▶ **LISTED RECORDS**

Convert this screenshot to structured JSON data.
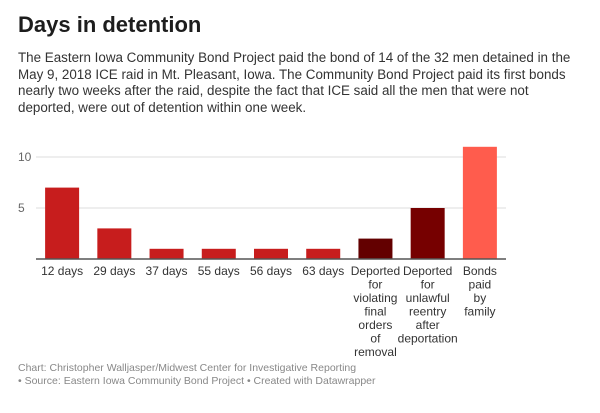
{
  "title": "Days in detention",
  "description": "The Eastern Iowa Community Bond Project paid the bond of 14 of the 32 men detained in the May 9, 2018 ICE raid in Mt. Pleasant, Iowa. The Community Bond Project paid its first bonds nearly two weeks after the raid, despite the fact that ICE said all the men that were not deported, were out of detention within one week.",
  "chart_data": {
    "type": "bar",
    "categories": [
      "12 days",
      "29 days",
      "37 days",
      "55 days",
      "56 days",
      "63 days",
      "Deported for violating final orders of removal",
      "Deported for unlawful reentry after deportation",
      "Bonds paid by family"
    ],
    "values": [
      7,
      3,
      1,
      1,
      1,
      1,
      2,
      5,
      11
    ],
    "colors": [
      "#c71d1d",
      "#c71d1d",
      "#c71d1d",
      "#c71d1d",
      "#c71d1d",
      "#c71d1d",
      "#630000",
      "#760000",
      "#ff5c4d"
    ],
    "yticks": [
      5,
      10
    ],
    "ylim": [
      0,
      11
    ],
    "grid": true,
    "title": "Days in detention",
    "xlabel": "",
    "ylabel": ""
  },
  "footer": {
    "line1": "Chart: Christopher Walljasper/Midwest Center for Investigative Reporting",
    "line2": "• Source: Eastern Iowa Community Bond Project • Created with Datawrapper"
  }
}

...

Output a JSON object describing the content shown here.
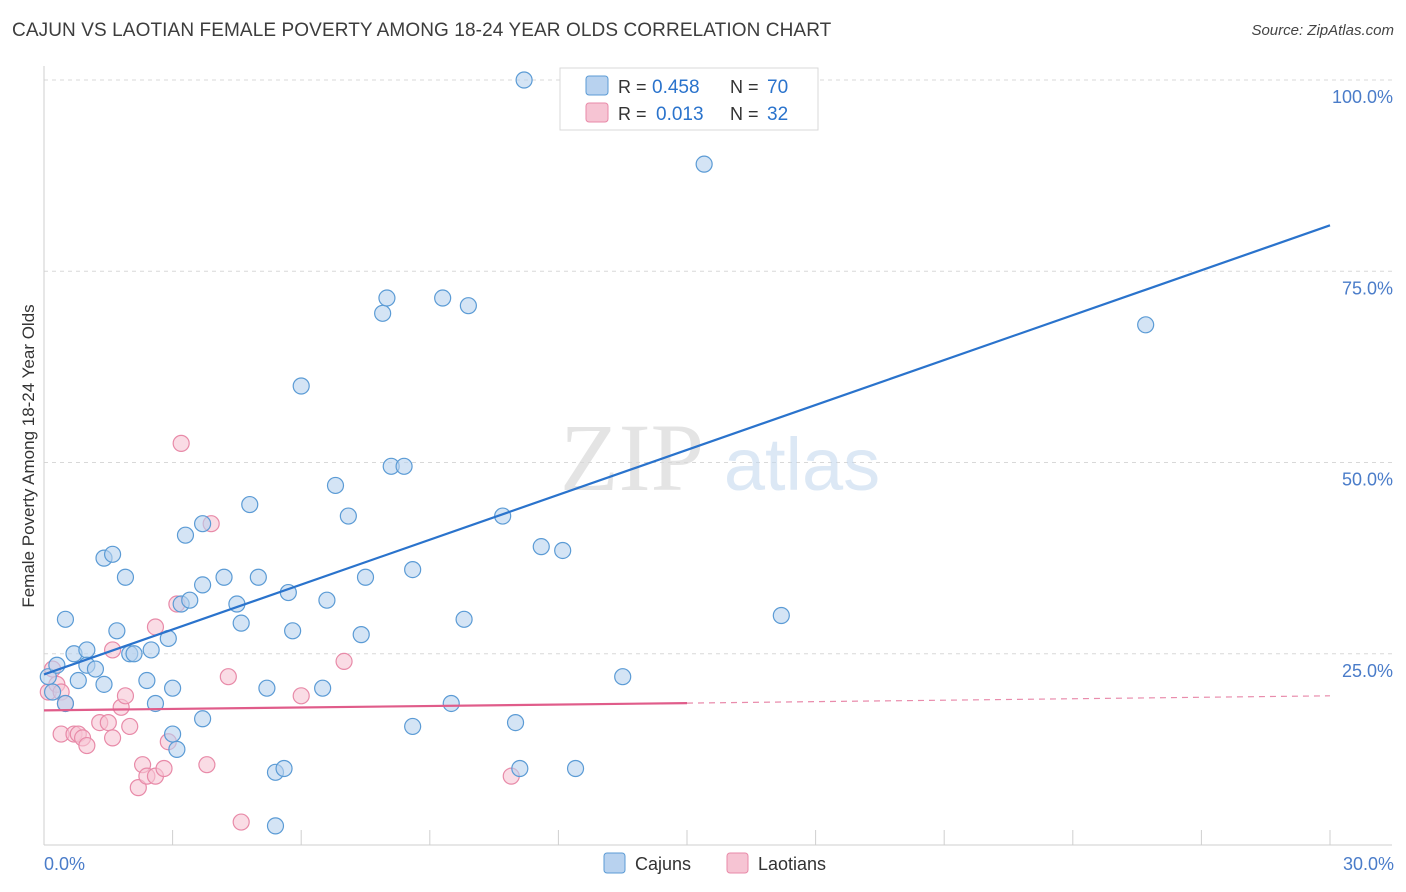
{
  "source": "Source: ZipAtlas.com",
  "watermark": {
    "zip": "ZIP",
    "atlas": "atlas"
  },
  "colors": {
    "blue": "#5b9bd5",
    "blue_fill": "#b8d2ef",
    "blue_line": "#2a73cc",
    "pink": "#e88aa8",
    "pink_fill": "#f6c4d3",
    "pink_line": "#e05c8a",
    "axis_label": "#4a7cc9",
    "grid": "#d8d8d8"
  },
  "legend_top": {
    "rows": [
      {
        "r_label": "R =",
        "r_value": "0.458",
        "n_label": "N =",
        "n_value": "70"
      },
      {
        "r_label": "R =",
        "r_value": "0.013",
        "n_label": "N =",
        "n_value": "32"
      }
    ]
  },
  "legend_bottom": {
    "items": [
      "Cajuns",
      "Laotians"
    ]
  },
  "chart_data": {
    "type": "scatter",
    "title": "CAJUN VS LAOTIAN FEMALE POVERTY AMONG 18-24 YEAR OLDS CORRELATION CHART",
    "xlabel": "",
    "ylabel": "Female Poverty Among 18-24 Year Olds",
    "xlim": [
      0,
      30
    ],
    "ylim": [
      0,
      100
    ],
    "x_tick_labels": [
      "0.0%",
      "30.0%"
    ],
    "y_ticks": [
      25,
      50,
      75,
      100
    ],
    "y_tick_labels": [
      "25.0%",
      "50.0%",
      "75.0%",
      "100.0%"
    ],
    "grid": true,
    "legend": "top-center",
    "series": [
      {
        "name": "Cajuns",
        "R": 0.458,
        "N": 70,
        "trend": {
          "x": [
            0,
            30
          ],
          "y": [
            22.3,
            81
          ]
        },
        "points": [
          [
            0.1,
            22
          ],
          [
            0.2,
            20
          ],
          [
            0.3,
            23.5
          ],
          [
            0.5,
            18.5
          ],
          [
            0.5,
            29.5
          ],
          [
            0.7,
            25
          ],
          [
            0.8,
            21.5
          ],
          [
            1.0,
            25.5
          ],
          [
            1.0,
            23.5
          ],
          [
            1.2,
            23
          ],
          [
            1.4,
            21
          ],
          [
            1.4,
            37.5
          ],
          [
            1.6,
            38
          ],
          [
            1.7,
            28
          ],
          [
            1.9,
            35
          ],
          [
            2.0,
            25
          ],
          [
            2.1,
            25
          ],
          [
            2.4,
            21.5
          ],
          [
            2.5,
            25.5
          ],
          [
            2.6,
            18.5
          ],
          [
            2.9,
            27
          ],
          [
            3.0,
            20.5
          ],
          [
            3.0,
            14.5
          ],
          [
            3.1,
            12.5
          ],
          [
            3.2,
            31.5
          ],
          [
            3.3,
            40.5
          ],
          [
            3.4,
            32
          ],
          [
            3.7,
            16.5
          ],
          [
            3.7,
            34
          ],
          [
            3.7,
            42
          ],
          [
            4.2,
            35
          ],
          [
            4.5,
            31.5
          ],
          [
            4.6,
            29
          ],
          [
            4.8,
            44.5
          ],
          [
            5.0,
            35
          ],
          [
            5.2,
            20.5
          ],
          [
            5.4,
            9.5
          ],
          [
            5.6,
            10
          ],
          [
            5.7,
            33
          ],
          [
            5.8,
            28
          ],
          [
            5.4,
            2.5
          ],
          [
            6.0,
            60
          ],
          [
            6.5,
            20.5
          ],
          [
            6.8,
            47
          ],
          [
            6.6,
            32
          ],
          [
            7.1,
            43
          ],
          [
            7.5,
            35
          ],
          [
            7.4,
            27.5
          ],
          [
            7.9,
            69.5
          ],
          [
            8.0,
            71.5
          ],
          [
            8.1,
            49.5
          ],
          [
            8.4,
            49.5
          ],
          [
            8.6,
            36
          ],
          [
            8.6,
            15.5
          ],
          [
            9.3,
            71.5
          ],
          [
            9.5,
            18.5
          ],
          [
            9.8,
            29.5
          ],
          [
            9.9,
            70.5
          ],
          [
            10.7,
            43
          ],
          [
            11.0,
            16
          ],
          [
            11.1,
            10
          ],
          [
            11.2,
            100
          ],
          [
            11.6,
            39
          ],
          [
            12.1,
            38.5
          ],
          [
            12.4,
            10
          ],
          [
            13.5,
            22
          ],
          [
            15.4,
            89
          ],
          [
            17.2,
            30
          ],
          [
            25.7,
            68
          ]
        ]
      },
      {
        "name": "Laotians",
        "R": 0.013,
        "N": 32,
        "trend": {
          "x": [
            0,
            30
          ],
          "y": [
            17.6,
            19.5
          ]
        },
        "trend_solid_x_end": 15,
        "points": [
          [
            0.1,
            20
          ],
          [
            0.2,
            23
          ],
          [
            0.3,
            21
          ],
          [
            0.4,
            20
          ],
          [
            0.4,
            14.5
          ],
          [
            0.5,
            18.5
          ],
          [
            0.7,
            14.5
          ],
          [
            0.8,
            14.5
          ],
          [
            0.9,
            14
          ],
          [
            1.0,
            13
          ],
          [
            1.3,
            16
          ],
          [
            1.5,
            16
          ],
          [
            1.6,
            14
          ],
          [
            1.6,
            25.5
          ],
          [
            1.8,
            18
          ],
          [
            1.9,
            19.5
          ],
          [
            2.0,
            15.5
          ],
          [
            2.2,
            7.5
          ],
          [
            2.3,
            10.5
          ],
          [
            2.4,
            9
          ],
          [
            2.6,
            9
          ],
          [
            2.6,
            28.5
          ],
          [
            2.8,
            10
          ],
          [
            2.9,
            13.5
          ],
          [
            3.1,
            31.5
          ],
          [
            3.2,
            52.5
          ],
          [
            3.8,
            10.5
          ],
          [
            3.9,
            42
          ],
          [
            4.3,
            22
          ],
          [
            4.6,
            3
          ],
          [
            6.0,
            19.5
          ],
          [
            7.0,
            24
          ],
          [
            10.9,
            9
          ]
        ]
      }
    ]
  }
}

▶ **TASK GOAL**
Search the data for "Source" and list every line in which it occurs.

▶ **CORRECT RESULT**
    "line2": "• Source: Eastern Iowa Community Bond Project • Created with Datawrapper"
  "source": "Source: ZipAtlas.com",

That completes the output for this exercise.